Determine how many lines of the records include "text", and answer with the number alone.

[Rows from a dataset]
═══

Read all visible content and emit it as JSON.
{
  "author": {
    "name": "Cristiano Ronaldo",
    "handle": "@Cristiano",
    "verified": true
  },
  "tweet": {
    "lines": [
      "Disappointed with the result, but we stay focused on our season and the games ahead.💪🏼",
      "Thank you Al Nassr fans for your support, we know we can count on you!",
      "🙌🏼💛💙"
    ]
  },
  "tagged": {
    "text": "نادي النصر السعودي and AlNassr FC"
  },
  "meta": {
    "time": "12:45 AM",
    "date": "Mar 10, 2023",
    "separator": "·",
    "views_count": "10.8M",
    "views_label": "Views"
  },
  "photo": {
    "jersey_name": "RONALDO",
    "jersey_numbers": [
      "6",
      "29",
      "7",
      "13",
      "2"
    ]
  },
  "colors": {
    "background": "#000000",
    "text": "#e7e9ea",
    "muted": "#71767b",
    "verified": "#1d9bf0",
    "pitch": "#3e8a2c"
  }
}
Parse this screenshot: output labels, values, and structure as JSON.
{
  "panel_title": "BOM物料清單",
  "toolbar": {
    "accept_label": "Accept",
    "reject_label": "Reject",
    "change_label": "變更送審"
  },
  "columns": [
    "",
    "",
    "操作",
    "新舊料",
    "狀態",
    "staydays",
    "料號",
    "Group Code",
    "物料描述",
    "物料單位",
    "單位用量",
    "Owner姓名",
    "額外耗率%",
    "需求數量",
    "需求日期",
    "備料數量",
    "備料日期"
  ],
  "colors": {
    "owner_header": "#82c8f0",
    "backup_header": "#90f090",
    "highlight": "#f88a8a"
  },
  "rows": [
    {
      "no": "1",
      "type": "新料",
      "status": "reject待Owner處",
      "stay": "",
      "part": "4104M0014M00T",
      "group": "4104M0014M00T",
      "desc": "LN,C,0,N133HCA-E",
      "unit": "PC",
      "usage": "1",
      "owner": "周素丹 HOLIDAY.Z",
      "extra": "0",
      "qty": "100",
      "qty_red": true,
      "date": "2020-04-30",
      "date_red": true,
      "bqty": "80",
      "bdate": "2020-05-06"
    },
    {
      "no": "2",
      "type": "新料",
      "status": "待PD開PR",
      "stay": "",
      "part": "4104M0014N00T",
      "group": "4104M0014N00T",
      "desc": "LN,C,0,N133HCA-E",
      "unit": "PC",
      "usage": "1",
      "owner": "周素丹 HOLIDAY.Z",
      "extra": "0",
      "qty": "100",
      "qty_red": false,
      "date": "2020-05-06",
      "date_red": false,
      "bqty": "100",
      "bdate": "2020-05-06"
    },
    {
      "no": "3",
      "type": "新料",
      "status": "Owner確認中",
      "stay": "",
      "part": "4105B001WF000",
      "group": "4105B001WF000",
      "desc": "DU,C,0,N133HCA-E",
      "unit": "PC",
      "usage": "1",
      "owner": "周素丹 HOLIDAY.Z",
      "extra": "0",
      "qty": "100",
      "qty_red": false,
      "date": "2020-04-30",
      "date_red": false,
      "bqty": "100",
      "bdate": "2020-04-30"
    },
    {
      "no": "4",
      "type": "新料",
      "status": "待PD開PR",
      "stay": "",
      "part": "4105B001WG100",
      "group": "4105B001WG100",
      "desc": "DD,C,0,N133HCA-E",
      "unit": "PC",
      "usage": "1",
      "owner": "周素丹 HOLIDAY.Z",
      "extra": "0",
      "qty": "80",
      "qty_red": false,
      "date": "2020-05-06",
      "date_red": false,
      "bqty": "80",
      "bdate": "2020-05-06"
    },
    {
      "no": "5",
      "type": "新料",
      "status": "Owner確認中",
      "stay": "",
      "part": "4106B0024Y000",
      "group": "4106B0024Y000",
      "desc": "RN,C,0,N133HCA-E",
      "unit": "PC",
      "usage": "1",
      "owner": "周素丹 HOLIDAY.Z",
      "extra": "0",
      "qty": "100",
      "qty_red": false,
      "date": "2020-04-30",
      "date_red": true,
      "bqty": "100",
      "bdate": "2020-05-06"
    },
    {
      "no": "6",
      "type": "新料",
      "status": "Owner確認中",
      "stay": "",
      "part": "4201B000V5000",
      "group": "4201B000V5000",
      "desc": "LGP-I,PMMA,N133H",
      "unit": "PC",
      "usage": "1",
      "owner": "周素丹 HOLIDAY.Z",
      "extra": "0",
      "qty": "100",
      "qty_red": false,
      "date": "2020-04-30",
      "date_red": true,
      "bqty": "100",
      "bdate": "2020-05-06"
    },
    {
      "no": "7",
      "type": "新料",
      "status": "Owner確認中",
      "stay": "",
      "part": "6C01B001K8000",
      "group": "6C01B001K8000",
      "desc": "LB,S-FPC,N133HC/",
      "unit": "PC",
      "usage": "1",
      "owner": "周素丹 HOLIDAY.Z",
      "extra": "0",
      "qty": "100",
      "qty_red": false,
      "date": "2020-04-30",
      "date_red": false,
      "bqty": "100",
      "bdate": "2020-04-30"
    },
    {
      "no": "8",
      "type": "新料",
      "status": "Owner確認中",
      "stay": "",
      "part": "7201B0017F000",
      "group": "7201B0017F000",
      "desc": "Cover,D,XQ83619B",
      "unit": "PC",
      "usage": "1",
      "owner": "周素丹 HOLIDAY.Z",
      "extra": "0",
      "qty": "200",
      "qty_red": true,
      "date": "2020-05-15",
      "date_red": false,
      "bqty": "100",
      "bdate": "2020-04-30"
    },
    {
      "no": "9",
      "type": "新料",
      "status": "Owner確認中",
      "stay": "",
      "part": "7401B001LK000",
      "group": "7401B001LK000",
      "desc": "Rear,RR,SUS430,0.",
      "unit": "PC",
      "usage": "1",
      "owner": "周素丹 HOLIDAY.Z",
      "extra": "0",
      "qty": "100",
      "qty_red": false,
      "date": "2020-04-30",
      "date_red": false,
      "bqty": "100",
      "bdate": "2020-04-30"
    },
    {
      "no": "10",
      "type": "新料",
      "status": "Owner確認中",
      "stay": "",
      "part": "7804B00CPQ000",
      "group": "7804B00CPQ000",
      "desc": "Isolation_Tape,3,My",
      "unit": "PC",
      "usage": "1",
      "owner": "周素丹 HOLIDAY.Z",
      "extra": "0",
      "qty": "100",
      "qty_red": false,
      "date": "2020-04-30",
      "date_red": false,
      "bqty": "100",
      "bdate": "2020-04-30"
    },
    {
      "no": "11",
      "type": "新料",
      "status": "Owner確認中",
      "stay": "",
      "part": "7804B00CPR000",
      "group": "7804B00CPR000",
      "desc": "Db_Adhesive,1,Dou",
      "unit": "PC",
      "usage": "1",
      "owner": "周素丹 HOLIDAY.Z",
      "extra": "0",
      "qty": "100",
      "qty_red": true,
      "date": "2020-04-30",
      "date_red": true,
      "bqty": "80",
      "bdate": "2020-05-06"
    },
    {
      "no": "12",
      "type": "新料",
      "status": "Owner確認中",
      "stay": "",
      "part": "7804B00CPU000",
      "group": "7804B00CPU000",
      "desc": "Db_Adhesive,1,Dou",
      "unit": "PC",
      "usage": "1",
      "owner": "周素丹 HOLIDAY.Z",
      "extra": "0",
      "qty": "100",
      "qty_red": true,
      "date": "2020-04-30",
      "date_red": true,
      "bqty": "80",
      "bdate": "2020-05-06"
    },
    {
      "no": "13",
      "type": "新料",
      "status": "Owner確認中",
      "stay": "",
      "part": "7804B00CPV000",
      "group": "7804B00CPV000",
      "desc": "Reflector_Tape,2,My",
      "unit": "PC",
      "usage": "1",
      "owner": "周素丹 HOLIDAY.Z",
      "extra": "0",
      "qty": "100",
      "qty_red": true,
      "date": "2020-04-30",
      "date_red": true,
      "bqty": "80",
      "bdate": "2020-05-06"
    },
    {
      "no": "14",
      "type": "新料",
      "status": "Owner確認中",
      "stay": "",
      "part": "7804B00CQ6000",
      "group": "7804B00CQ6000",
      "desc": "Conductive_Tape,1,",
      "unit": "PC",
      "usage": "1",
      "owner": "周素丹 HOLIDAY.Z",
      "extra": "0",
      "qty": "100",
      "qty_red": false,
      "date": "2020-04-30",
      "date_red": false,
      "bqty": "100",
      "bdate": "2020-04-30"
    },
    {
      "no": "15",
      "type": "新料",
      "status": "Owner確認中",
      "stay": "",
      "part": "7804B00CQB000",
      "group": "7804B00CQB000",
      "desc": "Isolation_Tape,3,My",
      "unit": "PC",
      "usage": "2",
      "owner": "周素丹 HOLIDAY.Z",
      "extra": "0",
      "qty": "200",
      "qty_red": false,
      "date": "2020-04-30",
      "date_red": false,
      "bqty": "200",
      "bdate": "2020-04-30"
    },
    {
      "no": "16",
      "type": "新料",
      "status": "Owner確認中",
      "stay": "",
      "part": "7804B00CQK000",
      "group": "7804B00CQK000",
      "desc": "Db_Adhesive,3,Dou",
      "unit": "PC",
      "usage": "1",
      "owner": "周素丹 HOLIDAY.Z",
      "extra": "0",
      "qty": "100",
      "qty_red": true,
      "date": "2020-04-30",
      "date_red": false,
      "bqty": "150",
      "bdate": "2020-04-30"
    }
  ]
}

═══

> _In response_: 2